--- begin ---

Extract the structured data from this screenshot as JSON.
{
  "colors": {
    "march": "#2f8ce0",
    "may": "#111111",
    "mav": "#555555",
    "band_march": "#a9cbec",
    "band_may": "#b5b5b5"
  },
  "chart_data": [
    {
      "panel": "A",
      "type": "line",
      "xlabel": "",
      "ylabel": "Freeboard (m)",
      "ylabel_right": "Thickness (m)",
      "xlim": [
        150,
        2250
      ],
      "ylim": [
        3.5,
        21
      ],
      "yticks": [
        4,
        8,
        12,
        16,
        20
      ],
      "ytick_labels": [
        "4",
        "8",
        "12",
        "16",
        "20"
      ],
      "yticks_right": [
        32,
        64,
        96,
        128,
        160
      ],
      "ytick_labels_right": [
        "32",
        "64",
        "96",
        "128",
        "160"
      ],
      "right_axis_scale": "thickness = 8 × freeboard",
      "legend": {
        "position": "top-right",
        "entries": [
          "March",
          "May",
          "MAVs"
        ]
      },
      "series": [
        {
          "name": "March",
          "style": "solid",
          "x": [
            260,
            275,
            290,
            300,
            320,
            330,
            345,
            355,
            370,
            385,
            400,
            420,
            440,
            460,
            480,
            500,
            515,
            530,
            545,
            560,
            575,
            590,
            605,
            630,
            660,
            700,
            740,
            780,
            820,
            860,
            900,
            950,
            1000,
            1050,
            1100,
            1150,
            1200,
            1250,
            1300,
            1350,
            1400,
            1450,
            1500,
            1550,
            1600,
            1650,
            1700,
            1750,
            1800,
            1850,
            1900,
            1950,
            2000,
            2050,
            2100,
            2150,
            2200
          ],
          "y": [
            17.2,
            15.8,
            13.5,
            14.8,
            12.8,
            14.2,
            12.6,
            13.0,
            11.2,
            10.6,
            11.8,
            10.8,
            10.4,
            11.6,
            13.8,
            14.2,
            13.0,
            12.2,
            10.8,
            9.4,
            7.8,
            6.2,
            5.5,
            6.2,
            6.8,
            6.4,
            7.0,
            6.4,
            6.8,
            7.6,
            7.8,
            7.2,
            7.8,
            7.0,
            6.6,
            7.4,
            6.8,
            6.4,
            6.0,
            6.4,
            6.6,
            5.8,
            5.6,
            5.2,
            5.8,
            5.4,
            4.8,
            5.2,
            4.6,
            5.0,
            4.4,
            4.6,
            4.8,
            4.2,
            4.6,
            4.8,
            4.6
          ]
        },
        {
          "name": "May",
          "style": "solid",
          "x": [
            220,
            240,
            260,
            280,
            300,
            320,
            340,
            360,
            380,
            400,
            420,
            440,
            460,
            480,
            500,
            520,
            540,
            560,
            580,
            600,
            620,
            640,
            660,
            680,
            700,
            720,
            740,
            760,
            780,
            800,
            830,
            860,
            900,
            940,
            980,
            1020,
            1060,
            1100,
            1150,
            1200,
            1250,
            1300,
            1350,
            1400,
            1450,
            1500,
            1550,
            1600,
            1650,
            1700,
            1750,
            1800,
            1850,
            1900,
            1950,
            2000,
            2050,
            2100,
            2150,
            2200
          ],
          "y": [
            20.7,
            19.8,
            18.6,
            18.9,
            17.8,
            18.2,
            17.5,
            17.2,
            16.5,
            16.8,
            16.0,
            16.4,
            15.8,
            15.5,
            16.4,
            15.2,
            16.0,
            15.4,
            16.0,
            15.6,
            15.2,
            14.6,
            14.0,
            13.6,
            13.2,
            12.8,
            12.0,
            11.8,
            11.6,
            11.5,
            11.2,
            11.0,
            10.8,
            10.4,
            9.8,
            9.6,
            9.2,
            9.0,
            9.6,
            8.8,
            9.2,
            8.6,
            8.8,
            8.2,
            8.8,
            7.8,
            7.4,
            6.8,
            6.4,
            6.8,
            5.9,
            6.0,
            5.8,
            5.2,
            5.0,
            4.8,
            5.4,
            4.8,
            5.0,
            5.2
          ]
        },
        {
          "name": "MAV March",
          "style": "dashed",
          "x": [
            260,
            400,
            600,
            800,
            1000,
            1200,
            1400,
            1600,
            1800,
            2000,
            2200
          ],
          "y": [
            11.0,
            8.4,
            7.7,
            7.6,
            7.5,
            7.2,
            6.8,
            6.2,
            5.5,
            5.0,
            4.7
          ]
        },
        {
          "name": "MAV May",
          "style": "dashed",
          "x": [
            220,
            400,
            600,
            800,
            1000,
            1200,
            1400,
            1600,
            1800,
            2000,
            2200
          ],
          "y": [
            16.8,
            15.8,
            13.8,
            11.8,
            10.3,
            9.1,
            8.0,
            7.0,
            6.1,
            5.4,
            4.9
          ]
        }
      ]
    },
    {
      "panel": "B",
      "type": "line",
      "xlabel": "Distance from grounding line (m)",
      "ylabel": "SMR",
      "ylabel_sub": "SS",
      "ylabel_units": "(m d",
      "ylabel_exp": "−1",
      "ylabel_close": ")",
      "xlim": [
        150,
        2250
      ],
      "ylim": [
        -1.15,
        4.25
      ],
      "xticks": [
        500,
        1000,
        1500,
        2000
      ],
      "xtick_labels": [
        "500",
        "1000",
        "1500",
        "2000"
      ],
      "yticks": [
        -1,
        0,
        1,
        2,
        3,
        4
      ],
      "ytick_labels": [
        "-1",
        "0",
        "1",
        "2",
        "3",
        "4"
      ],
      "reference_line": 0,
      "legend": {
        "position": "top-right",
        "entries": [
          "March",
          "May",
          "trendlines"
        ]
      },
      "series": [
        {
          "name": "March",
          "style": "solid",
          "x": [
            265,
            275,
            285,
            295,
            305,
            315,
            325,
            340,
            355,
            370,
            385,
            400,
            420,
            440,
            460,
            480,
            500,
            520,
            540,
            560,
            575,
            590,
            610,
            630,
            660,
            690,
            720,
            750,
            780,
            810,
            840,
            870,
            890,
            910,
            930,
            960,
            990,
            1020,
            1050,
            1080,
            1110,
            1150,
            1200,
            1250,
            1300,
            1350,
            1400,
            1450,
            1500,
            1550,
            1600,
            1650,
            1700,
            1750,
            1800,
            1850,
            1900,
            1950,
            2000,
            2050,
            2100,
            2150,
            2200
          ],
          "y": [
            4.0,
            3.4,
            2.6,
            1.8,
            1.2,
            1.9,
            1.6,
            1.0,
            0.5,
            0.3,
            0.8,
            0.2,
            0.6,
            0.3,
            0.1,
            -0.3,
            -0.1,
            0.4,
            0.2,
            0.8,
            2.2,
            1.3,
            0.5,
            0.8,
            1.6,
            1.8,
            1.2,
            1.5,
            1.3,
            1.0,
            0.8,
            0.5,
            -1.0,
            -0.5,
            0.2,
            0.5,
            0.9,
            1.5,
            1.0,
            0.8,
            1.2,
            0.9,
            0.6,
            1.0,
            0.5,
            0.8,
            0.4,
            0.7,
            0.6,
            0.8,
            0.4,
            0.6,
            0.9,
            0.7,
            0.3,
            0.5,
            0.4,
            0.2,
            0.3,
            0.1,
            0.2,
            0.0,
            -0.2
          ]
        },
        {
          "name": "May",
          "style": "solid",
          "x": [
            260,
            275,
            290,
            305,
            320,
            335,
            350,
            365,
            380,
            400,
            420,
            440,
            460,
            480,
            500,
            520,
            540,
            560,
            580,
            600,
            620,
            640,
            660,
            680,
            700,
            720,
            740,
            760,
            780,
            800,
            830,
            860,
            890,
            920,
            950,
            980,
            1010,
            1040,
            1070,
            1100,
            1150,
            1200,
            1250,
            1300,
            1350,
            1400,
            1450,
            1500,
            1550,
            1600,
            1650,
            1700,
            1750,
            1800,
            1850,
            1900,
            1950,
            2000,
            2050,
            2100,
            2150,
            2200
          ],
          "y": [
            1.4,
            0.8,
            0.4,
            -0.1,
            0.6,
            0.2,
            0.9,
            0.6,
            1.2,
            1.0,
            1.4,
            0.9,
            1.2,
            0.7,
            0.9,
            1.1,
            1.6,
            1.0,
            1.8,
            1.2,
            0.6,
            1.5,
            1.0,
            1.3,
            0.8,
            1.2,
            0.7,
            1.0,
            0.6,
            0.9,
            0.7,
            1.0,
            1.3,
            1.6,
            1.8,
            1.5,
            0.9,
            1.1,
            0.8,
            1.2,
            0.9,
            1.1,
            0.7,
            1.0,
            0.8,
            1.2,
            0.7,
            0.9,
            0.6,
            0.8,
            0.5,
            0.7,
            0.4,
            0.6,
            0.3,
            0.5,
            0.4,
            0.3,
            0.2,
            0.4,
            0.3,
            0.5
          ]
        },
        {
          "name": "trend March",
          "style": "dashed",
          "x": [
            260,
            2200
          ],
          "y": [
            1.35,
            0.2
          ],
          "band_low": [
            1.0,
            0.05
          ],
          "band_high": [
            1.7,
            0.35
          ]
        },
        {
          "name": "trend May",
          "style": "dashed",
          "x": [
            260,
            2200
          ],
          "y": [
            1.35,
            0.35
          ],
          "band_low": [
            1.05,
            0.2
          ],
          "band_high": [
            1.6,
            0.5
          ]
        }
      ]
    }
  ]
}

--- end ---

Exercise aim: Point out every line holding the string "from" and copy it.

The response:
Extract the structured data from this screenshot as JSON.
      "xlabel": "Distance from grounding line (m)",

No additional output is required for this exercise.